State the number of lines where "është" appears. Add nothing else.

▶ _Data entries_
= = = =

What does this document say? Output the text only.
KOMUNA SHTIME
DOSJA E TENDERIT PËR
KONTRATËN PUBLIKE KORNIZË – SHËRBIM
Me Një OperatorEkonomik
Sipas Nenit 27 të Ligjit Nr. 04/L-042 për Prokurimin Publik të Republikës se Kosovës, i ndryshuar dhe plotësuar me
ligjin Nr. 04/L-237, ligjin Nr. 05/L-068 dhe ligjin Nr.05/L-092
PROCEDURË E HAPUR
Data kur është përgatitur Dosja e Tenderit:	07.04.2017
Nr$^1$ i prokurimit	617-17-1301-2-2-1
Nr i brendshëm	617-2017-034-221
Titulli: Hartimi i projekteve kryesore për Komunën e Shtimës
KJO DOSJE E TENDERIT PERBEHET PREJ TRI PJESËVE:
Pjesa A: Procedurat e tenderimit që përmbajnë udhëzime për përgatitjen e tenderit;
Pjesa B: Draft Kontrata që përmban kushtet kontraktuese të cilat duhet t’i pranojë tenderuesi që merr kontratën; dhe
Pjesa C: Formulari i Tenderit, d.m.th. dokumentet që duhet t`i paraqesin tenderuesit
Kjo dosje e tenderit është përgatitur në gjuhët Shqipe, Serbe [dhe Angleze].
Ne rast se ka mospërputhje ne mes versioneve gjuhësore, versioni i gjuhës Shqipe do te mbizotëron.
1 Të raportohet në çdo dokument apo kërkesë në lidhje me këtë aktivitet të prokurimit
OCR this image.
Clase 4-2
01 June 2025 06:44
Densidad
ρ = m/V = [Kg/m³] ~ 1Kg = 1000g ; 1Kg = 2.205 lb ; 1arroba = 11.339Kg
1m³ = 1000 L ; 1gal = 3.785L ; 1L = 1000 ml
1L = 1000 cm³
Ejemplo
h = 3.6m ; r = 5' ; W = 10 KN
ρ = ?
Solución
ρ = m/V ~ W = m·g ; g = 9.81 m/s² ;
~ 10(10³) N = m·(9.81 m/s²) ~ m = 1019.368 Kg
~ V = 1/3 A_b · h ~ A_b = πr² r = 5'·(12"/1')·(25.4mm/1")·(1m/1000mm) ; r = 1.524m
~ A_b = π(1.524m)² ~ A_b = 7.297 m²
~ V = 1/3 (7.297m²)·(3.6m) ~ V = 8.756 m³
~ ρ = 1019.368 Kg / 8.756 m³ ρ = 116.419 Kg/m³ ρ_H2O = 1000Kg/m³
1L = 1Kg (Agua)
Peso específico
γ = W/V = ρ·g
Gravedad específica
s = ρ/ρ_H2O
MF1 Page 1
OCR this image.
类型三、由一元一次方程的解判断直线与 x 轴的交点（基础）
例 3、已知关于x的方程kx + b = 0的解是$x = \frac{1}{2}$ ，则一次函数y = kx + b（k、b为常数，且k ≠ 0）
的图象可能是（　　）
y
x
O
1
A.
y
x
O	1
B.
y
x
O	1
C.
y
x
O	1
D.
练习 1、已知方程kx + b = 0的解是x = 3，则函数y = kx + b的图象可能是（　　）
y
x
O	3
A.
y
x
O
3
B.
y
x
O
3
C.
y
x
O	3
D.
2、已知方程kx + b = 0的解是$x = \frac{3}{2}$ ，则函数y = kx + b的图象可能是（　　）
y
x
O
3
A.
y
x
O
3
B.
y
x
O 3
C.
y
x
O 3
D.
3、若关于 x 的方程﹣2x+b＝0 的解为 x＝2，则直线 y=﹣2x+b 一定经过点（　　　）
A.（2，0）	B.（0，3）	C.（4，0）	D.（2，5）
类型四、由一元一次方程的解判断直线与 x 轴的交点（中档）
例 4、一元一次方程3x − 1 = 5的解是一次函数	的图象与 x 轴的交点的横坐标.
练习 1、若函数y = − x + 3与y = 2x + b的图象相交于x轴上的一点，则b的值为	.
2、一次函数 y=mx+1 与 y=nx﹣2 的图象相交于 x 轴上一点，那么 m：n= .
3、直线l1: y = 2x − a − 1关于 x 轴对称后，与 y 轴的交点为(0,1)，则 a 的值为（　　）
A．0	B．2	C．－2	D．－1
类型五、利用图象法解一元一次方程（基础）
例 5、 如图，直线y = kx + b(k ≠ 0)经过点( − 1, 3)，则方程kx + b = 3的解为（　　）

= = = =

▶ _Answer to the exercise_
2